• WRITTEN PROBLEM:
Make an exact transcription of the material, leaving out all images.

>> Begin DATA ENTRIES

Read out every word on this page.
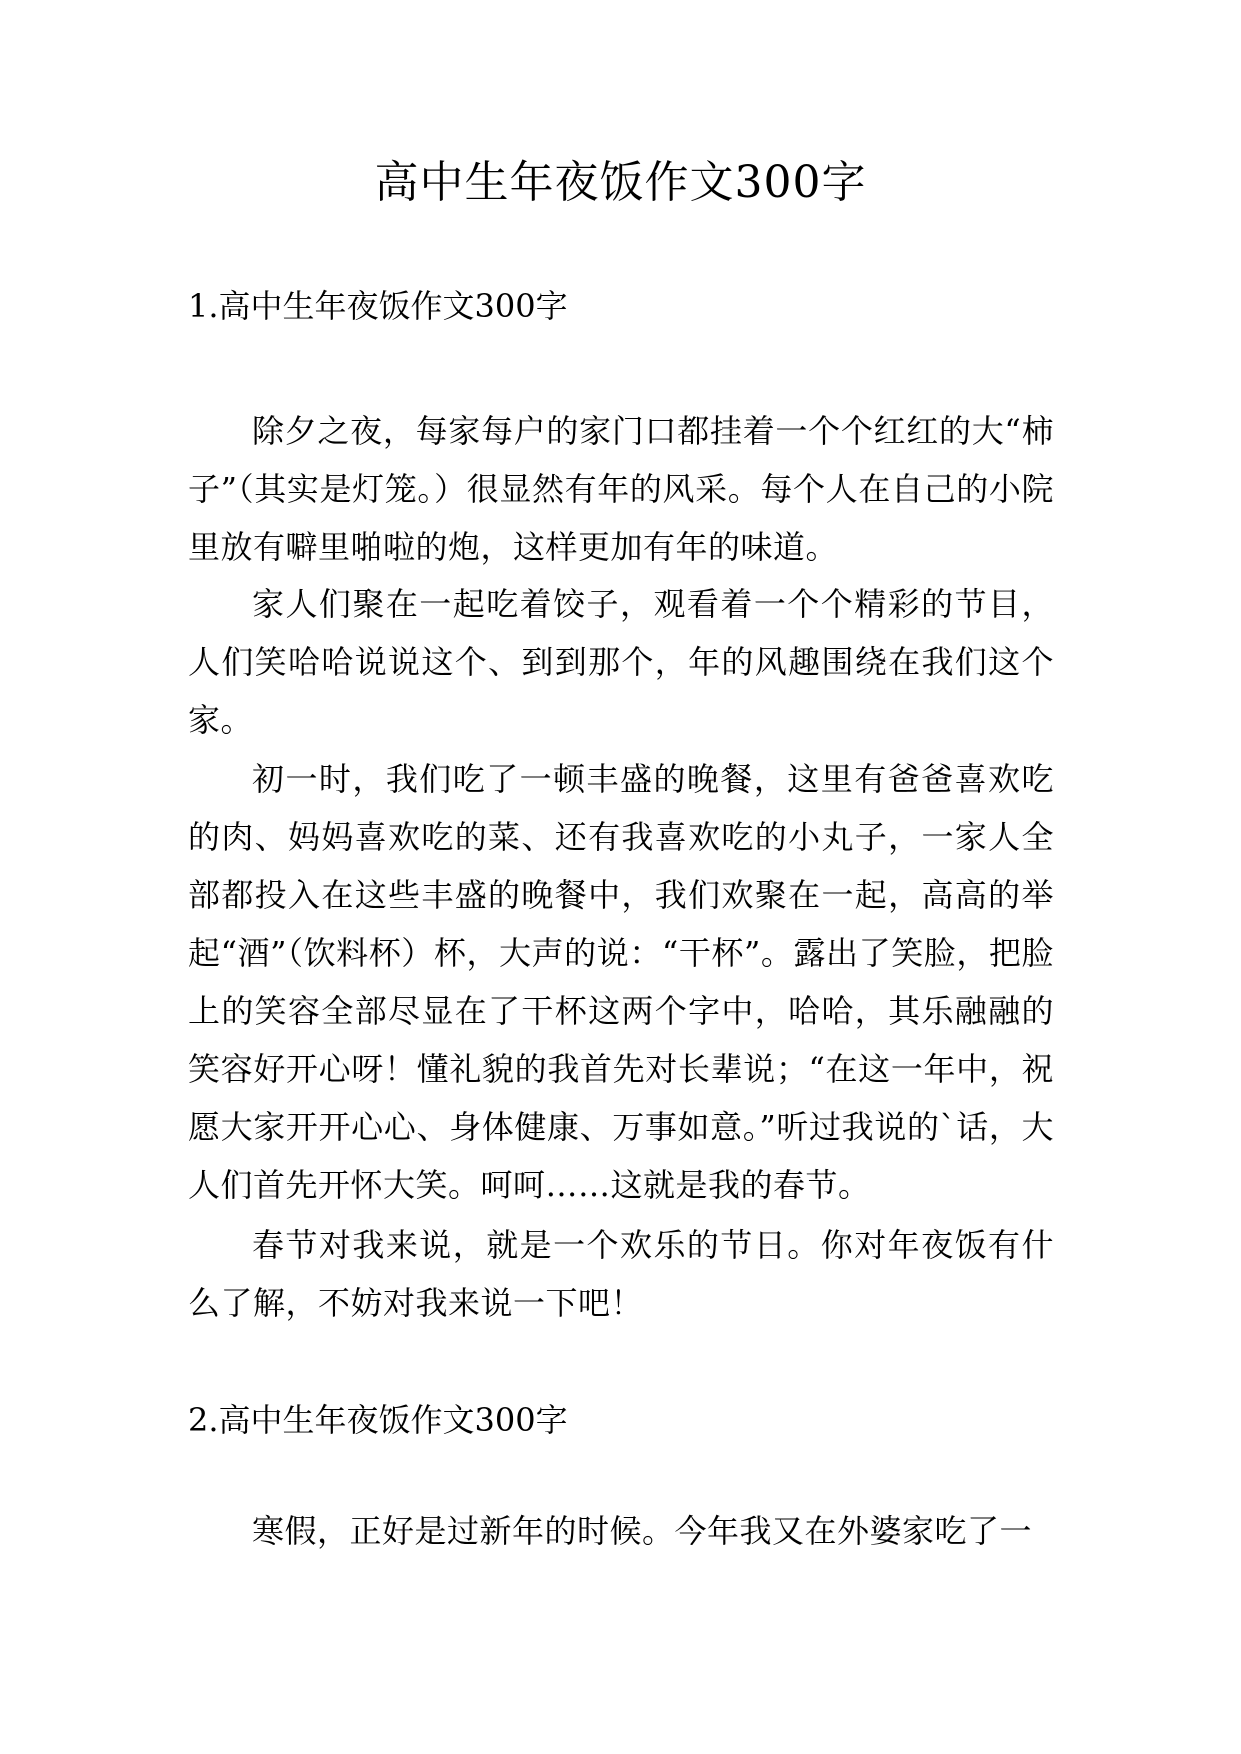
高中生年夜饭作文300字
1.高中生年夜饭作文300字

除夕之夜，每家每户的家门口都挂着一个个红红的大“柿子”（其实是灯笼。）很显然有年的风采。每个人在自己的小院里放有噼里啪啦的炮，这样更加有年的味道。

家人们聚在一起吃着饺子，观看着一个个精彩的节目，人们笑哈哈说说这个、到到那个，年的风趣围绕在我们这个家。

初一时，我们吃了一顿丰盛的晚餐，这里有爸爸喜欢吃的肉、妈妈喜欢吃的菜、还有我喜欢吃的小丸子，一家人全部都投入在这些丰盛的晚餐中，我们欢聚在一起，高高的举起“酒”（饮料杯）杯，大声的说：“干杯”。露出了笑脸，把脸上的笑容全部尽显在了干杯这两个字中，哈哈，其乐融融的笑容好开心呀！懂礼貌的我首先对长辈说；“在这一年中，祝愿大家开开心心、身体健康、万事如意。”听过我说的`话，大人们首先开怀大笑。呵呵……这就是我的春节。

春节对我来说，就是一个欢乐的节日。你对年夜饭有什么了解，不妨对我来说一下吧！

2.高中生年夜饭作文300字

寒假，正好是过新年的时候。今年我又在外婆家吃了一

>> End DATA ENTRIES

• WRITTEN RESPONSE:
Read out every word on this page.
高中生年夜饭作文300字
1.高中生年夜饭作文300字

除夕之夜，每家每户的家门口都挂着一个个红红的大“柿子”（其实是灯笼。）很显然有年的风采。每个人在自己的小院里放有噼里啪啦的炮，这样更加有年的味道。

家人们聚在一起吃着饺子，观看着一个个精彩的节目，人们笑哈哈说说这个、到到那个，年的风趣围绕在我们这个家。

初一时，我们吃了一顿丰盛的晚餐，这里有爸爸喜欢吃的肉、妈妈喜欢吃的菜、还有我喜欢吃的小丸子，一家人全部都投入在这些丰盛的晚餐中，我们欢聚在一起，高高的举起“酒”（饮料杯）杯，大声的说：“干杯”。露出了笑脸，把脸上的笑容全部尽显在了干杯这两个字中，哈哈，其乐融融的笑容好开心呀！懂礼貌的我首先对长辈说；“在这一年中，祝愿大家开开心心、身体健康、万事如意。”听过我说的`话，大人们首先开怀大笑。呵呵……这就是我的春节。

春节对我来说，就是一个欢乐的节日。你对年夜饭有什么了解，不妨对我来说一下吧！

2.高中生年夜饭作文300字

寒假，正好是过新年的时候。今年我又在外婆家吃了一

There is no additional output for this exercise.